■ **Exercise details**: Print out every record exactly as it appears.

■ **Given data**:
◆ ◆ ◆ ◆ ◆ ◆ ◆
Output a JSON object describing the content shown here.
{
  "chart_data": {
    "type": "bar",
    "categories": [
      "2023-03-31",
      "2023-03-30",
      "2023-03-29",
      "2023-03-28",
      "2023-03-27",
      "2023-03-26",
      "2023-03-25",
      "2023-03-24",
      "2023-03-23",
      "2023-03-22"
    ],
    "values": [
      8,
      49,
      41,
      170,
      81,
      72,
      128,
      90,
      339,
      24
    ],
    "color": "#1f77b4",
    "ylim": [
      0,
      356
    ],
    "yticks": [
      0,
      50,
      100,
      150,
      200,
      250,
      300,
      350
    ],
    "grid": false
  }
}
◆ ◆ ◆ ◆ ◆ ◆ ◆
■ **Solution for this exercise**:
Output a JSON object describing the content shown here.
{
  "chart_data": {
    "type": "bar",
    "categories": [
      "2023-03-31",
      "2023-03-30",
      "2023-03-29",
      "2023-03-28",
      "2023-03-27",
      "2023-03-26",
      "2023-03-25",
      "2023-03-24",
      "2023-03-23",
      "2023-03-22"
    ],
    "values": [
      8,
      49,
      41,
      170,
      81,
      72,
      128,
      90,
      339,
      24
    ],
    "color": "#1f77b4",
    "ylim": [
      0,
      356
    ],
    "yticks": [
      0,
      50,
      100,
      150,
      200,
      250,
      300,
      350
    ],
    "grid": false
  }
}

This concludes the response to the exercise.